BRIEF: Sort through the data and copy the lines holding the word "JSON".

-- BEGIN --

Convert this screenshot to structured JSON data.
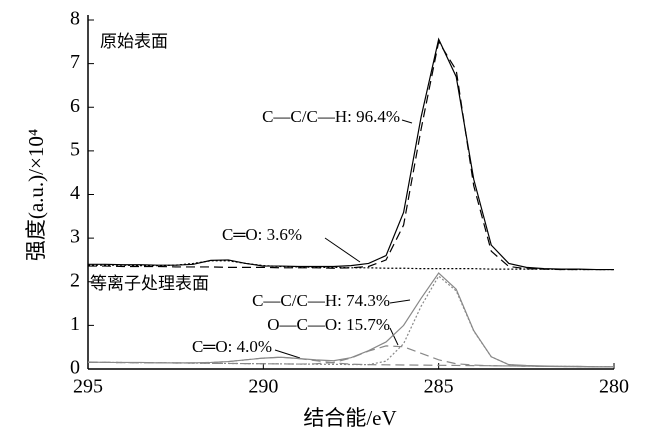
{
  "chart_data": {
    "type": "line",
    "xlabel": "结合能/eV",
    "ylabel": "强度(a.u.)/×10⁴",
    "xlim": [
      295,
      280
    ],
    "ylim": [
      0,
      8
    ],
    "xticks": [
      295,
      290,
      285,
      280
    ],
    "yticks": [
      0,
      1,
      2,
      3,
      4,
      5,
      6,
      7,
      8
    ],
    "x": [
      295,
      294.5,
      294,
      293.5,
      293,
      292.5,
      292,
      291.5,
      291,
      290.5,
      290,
      289.5,
      289,
      288.5,
      288,
      287.5,
      287,
      286.5,
      286,
      285.5,
      285,
      284.5,
      284,
      283.5,
      283,
      282.5,
      282,
      281.5,
      281,
      280.5,
      280
    ],
    "series": [
      {
        "color": "#000000",
        "style": "solid",
        "values": [
          2.4,
          2.4,
          2.39,
          2.39,
          2.38,
          2.38,
          2.4,
          2.49,
          2.5,
          2.42,
          2.36,
          2.36,
          2.35,
          2.35,
          2.35,
          2.37,
          2.42,
          2.6,
          3.59,
          5.78,
          7.56,
          6.7,
          4.35,
          2.84,
          2.42,
          2.33,
          2.3,
          2.29,
          2.29,
          2.28,
          2.28
        ]
      },
      {
        "color": "#000000",
        "style": "dashed",
        "values": [
          2.36,
          2.36,
          2.35,
          2.35,
          2.35,
          2.34,
          2.34,
          2.34,
          2.33,
          2.33,
          2.33,
          2.32,
          2.32,
          2.32,
          2.31,
          2.32,
          2.35,
          2.5,
          3.3,
          5.5,
          7.5,
          6.85,
          4.2,
          2.7,
          2.35,
          2.3,
          2.29,
          2.28,
          2.28,
          2.28,
          2.28
        ]
      },
      {
        "color": "#000000",
        "style": "dotted",
        "values": [
          2.38,
          2.38,
          2.38,
          2.37,
          2.37,
          2.38,
          2.42,
          2.48,
          2.48,
          2.42,
          2.37,
          2.35,
          2.34,
          2.33,
          2.33,
          2.32,
          2.32,
          2.31,
          2.31,
          2.3,
          2.3,
          2.3,
          2.3,
          2.29,
          2.29,
          2.29,
          2.29,
          2.28,
          2.28,
          2.28,
          2.28
        ]
      },
      {
        "color": "#888888",
        "style": "solid",
        "values": [
          0.16,
          0.15,
          0.15,
          0.15,
          0.14,
          0.14,
          0.14,
          0.15,
          0.17,
          0.21,
          0.25,
          0.27,
          0.24,
          0.21,
          0.19,
          0.26,
          0.42,
          0.62,
          1.0,
          1.62,
          2.2,
          1.83,
          0.88,
          0.28,
          0.1,
          0.08,
          0.07,
          0.06,
          0.06,
          0.05,
          0.05
        ]
      },
      {
        "color": "#888888",
        "style": "dotted",
        "values": [
          0.155,
          0.152,
          0.148,
          0.145,
          0.141,
          0.138,
          0.134,
          0.13,
          0.127,
          0.124,
          0.12,
          0.117,
          0.113,
          0.11,
          0.106,
          0.103,
          0.1,
          0.18,
          0.58,
          1.44,
          2.13,
          1.79,
          0.87,
          0.28,
          0.1,
          0.07,
          0.065,
          0.06,
          0.057,
          0.053,
          0.05
        ]
      },
      {
        "color": "#888888",
        "style": "dashed",
        "values": [
          0.155,
          0.152,
          0.148,
          0.145,
          0.141,
          0.138,
          0.134,
          0.13,
          0.127,
          0.124,
          0.12,
          0.117,
          0.113,
          0.12,
          0.15,
          0.25,
          0.41,
          0.53,
          0.51,
          0.36,
          0.21,
          0.12,
          0.09,
          0.075,
          0.07,
          0.065,
          0.06,
          0.057,
          0.053,
          0.05,
          0.05
        ]
      },
      {
        "color": "#888888",
        "style": "dashed",
        "values": [
          0.155,
          0.152,
          0.148,
          0.145,
          0.141,
          0.138,
          0.14,
          0.15,
          0.17,
          0.21,
          0.25,
          0.27,
          0.24,
          0.19,
          0.14,
          0.11,
          0.1,
          0.096,
          0.092,
          0.089,
          0.085,
          0.082,
          0.078,
          0.075,
          0.07,
          0.065,
          0.06,
          0.057,
          0.053,
          0.05,
          0.05
        ]
      }
    ],
    "annotations": [
      "原始表面",
      "等离子处理表面",
      "C—C/C—H: 96.4%",
      "C═O: 3.6%",
      "C—C/C—H: 74.3%",
      "O—C—O: 15.7%",
      "C═O: 4.0%"
    ]
  }
}
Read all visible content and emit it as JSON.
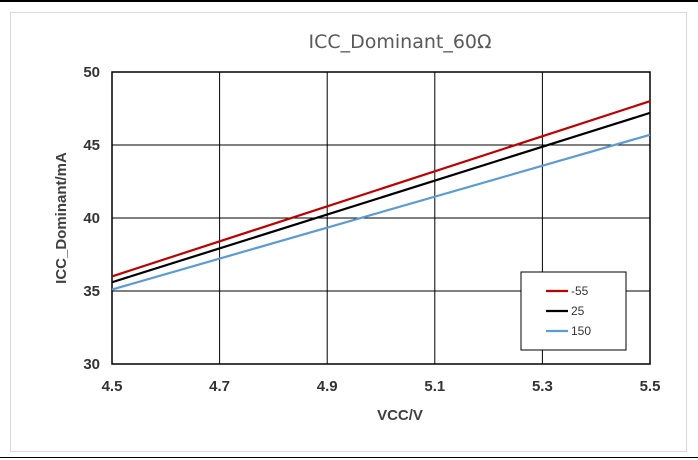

-- END --

RESPONSE TO THE TASK:
Convert this screenshot to structured JSON data.
Read all visible content and emit it as JSON.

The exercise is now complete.